WHAT YOU ARE ASKED TO DO | Please return every line of the material below as a JSON list of strings, one string per line, leaving out blank lines.

RECORDED INFORMATION |
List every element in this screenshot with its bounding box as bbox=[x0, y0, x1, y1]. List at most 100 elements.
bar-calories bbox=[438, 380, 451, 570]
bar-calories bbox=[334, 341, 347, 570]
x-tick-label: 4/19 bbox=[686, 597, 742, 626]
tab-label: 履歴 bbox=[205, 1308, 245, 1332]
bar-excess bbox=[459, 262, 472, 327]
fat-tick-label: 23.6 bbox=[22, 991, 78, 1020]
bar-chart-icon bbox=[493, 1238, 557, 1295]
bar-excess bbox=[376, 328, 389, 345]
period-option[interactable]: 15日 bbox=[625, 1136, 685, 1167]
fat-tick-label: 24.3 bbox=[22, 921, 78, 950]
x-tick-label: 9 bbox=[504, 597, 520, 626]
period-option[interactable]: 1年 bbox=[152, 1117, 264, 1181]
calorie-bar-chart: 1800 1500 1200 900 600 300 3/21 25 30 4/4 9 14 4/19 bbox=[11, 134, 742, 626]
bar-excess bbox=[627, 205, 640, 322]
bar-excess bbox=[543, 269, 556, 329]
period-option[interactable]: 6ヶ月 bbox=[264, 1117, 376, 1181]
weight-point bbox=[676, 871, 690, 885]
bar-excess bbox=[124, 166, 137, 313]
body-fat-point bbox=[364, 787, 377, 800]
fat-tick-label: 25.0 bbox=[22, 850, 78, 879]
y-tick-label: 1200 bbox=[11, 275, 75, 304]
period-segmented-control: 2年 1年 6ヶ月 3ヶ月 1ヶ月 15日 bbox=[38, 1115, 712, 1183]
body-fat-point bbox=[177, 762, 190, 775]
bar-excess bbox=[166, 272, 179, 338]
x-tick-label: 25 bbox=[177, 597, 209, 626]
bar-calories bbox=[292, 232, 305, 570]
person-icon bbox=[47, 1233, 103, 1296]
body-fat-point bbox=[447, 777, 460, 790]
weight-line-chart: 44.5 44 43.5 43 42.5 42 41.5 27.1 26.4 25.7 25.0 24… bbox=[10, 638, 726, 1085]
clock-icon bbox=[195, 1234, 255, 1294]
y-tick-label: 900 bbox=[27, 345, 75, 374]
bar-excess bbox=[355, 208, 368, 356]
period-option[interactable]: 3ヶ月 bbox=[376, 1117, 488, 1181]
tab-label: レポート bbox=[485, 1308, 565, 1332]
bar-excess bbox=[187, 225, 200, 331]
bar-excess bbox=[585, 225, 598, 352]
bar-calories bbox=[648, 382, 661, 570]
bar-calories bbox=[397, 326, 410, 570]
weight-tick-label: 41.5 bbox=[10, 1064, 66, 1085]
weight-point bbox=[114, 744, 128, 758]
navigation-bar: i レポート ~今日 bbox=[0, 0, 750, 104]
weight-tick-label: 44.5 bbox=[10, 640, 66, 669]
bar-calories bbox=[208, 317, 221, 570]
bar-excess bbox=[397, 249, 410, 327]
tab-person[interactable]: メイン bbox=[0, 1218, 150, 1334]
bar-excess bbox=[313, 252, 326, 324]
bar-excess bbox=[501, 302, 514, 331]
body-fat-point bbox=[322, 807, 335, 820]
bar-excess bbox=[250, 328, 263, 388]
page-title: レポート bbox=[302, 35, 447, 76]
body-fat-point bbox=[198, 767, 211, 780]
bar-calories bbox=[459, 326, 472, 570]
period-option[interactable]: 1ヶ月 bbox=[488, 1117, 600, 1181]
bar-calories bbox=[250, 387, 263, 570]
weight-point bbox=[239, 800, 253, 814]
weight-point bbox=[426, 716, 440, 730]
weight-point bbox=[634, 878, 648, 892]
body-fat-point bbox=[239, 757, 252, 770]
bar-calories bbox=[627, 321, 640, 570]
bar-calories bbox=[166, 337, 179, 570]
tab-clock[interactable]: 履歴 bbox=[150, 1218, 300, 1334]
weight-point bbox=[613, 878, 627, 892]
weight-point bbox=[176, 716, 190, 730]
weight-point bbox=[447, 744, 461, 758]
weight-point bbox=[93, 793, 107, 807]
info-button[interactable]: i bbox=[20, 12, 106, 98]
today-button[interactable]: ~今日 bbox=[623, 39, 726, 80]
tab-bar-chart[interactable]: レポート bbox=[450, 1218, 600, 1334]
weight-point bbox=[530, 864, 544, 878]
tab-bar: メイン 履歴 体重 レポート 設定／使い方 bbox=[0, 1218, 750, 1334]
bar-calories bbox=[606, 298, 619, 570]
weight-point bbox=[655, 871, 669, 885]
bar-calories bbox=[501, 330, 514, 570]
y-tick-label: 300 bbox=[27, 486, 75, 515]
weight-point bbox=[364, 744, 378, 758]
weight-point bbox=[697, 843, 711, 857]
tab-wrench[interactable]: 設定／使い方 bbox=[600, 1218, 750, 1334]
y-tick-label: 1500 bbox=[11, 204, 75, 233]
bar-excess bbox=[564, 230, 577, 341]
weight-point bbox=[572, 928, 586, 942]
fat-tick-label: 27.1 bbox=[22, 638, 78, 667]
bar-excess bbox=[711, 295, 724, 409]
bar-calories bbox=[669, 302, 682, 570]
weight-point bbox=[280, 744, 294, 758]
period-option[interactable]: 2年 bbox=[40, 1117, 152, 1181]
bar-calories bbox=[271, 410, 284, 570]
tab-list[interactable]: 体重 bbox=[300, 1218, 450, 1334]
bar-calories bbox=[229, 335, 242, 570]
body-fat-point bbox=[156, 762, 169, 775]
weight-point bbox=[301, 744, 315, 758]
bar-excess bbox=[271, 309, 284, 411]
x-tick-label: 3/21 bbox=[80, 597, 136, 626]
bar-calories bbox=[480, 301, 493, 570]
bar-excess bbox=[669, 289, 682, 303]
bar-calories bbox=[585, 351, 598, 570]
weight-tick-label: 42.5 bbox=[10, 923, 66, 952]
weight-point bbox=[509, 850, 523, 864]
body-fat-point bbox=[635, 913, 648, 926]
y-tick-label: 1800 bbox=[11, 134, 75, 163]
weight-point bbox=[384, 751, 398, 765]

WRITTEN RESPONSE |
[
  "List every element in this screenshot with its bounding box as bbox=[x0, y0, x1, y1]. List at most 100 elements.",
  "bar-calories bbox=[438, 380, 451, 570]",
  "bar-calories bbox=[334, 341, 347, 570]",
  "x-tick-label: 4/19 bbox=[686, 597, 742, 626]",
  "tab-label: 履歴 bbox=[205, 1308, 245, 1332]",
  "bar-excess bbox=[459, 262, 472, 327]",
  "fat-tick-label: 23.6 bbox=[22, 991, 78, 1020]",
  "bar-chart-icon bbox=[493, 1238, 557, 1295]",
  "bar-excess bbox=[376, 328, 389, 345]",
  "period-option[interactable]: 15日 bbox=[625, 1136, 685, 1167]",
  "fat-tick-label: 24.3 bbox=[22, 921, 78, 950]",
  "x-tick-label: 9 bbox=[504, 597, 520, 626]",
  "period-option[interactable]: 1年 bbox=[152, 1117, 264, 1181]",
  "calorie-bar-chart: 1800 1500 1200 900 600 300 3/21 25 30 4/4 9 14 4/19 bbox=[11, 134, 742, 626]",
  "bar-excess bbox=[627, 205, 640, 322]",
  "bar-excess bbox=[543, 269, 556, 329]",
  "period-option[interactable]: 6ヶ月 bbox=[264, 1117, 376, 1181]",
  "weight-point bbox=[676, 871, 690, 885]",
  "bar-excess bbox=[124, 166, 137, 313]",
  "body-fat-point bbox=[364, 787, 377, 800]",
  "fat-tick-label: 25.0 bbox=[22, 850, 78, 879]",
  "y-tick-label: 1200 bbox=[11, 275, 75, 304]",
  "period-segmented-control: 2年 1年 6ヶ月 3ヶ月 1ヶ月 15日 bbox=[38, 1115, 712, 1183]",
  "body-fat-point bbox=[177, 762, 190, 775]",
  "bar-excess bbox=[166, 272, 179, 338]",
  "x-tick-label: 25 bbox=[177, 597, 209, 626]",
  "bar-calories bbox=[292, 232, 305, 570]",
  "person-icon bbox=[47, 1233, 103, 1296]",
  "body-fat-point bbox=[447, 777, 460, 790]",
  "weight-line-chart: 44.5 44 43.5 43 42.5 42 41.5 27.1 26.4 25.7 25.0 24… bbox=[10, 638, 726, 1085]",
  "clock-icon bbox=[195, 1234, 255, 1294]",
  "y-tick-label: 900 bbox=[27, 345, 75, 374]",
  "bar-excess bbox=[355, 208, 368, 356]",
  "period-option[interactable]: 3ヶ月 bbox=[376, 1117, 488, 1181]",
  "tab-label: レポート bbox=[485, 1308, 565, 1332]",
  "bar-excess bbox=[187, 225, 200, 331]",
  "bar-excess bbox=[585, 225, 598, 352]",
  "bar-calories bbox=[648, 382, 661, 570]",
  "bar-calories bbox=[397, 326, 410, 570]",
  "weight-tick-label: 41.5 bbox=[10, 1064, 66, 1085]",
  "weight-point bbox=[114, 744, 128, 758]",
  "navigation-bar: i レポート ~今日 bbox=[0, 0, 750, 104]",
  "weight-tick-label: 44.5 bbox=[10, 640, 66, 669]",
  "bar-calories bbox=[208, 317, 221, 570]",
  "bar-excess bbox=[397, 249, 410, 327]",
  "tab-person[interactable]: メイン bbox=[0, 1218, 150, 1334]",
  "bar-excess bbox=[313, 252, 326, 324]",
  "bar-excess bbox=[501, 302, 514, 331]",
  "body-fat-point bbox=[322, 807, 335, 820]",
  "bar-excess bbox=[250, 328, 263, 388]",
  "page-title: レポート bbox=[302, 35, 447, 76]",
  "body-fat-point bbox=[198, 767, 211, 780]",
  "bar-calories bbox=[459, 326, 472, 570]",
  "period-option[interactable]: 1ヶ月 bbox=[488, 1117, 600, 1181]",
  "bar-calories bbox=[250, 387, 263, 570]",
  "weight-point bbox=[239, 800, 253, 814]",
  "weight-point bbox=[426, 716, 440, 730]",
  "weight-point bbox=[634, 878, 648, 892]",
  "body-fat-point bbox=[239, 757, 252, 770]",
  "bar-calories bbox=[627, 321, 640, 570]",
  "bar-calories bbox=[166, 337, 179, 570]",
  "tab-clock[interactable]: 履歴 bbox=[150, 1218, 300, 1334]",
  "weight-point bbox=[613, 878, 627, 892]",
  "weight-point bbox=[176, 716, 190, 730]",
  "weight-point bbox=[447, 744, 461, 758]",
  "weight-point bbox=[93, 793, 107, 807]",
  "info-button[interactable]: i bbox=[20, 12, 106, 98]",
  "today-button[interactable]: ~今日 bbox=[623, 39, 726, 80]",
  "tab-bar-chart[interactable]: レポート bbox=[450, 1218, 600, 1334]",
  "weight-point bbox=[530, 864, 544, 878]",
  "tab-bar: メイン 履歴 体重 レポート 設定／使い方 bbox=[0, 1218, 750, 1334]",
  "bar-calories bbox=[606, 298, 619, 570]",
  "weight-point bbox=[655, 871, 669, 885]",
  "bar-calories bbox=[501, 330, 514, 570]",
  "y-tick-label: 300 bbox=[27, 486, 75, 515]",
  "weight-point bbox=[364, 744, 378, 758]",
  "weight-point bbox=[697, 843, 711, 857]",
  "tab-wrench[interactable]: 設定／使い方 bbox=[600, 1218, 750, 1334]",
  "y-tick-label: 1500 bbox=[11, 204, 75, 233]",
  "bar-excess bbox=[564, 230, 577, 341]",
  "weight-point bbox=[572, 928, 586, 942]",
  "fat-tick-label: 27.1 bbox=[22, 638, 78, 667]",
  "bar-excess bbox=[711, 295, 724, 409]",
  "bar-calories bbox=[669, 302, 682, 570]",
  "weight-point bbox=[280, 744, 294, 758]",
  "period-option[interactable]: 2年 bbox=[40, 1117, 152, 1181]",
  "bar-calories bbox=[271, 410, 284, 570]",
  "tab-list[interactable]: 体重 bbox=[300, 1218, 450, 1334]",
  "bar-calories bbox=[229, 335, 242, 570]",
  "body-fat-point bbox=[156, 762, 169, 775]",
  "weight-point bbox=[301, 744, 315, 758]",
  "bar-excess bbox=[271, 309, 284, 411]",
  "x-tick-label: 3/21 bbox=[80, 597, 136, 626]",
  "bar-calories bbox=[480, 301, 493, 570]",
  "bar-excess bbox=[669, 289, 682, 303]",
  "bar-calories bbox=[585, 351, 598, 570]",
  "weight-tick-label: 42.5 bbox=[10, 923, 66, 952]",
  "weight-point bbox=[509, 850, 523, 864]",
  "body-fat-point bbox=[635, 913, 648, 926]",
  "y-tick-label: 1800 bbox=[11, 134, 75, 163]",
  "weight-point bbox=[384, 751, 398, 765]"
]